§ **Excerpts from a figure dataset**
--------

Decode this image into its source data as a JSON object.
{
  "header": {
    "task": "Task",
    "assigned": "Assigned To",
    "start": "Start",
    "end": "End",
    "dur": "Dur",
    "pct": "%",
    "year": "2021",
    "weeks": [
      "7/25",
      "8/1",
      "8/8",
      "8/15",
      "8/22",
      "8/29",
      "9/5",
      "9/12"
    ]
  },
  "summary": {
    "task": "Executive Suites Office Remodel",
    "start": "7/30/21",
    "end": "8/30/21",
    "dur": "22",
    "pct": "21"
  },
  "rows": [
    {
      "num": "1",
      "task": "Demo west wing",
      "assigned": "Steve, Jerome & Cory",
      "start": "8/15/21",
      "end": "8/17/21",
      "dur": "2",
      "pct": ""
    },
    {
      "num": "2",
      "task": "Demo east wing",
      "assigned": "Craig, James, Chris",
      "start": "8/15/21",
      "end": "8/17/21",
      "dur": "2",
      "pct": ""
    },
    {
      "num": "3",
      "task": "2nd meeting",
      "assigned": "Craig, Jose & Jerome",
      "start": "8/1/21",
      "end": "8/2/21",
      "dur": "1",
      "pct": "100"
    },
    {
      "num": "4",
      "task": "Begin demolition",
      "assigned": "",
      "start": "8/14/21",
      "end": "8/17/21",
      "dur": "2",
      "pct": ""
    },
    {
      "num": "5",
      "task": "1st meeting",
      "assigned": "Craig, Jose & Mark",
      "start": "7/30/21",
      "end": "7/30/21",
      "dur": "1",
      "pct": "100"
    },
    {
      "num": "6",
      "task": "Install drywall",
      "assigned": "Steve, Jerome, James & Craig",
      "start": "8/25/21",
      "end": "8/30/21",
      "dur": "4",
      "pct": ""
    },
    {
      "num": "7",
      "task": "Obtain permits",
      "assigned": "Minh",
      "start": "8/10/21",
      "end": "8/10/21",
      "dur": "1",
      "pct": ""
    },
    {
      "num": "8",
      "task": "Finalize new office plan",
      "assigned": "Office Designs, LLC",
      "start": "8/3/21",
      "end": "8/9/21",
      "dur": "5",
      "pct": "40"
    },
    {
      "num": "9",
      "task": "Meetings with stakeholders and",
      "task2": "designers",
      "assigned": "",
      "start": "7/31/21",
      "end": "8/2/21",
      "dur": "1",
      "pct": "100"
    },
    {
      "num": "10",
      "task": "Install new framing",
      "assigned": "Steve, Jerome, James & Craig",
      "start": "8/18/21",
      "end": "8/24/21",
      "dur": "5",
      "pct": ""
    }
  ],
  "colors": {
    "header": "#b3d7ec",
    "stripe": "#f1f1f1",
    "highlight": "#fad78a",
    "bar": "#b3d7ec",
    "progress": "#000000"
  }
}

--------

From the entries above, copy every line containing the word "start".

§ **Response to the exercise**
    "start": "Start",
    "start": "7/30/21",
      "start": "8/15/21",
      "start": "8/15/21",
      "start": "8/1/21",
      "start": "8/14/21",
      "start": "7/30/21",
      "start": "8/25/21",
      "start": "8/10/21",
      "start": "8/3/21",
      "start": "7/31/21",
      "start": "8/18/21",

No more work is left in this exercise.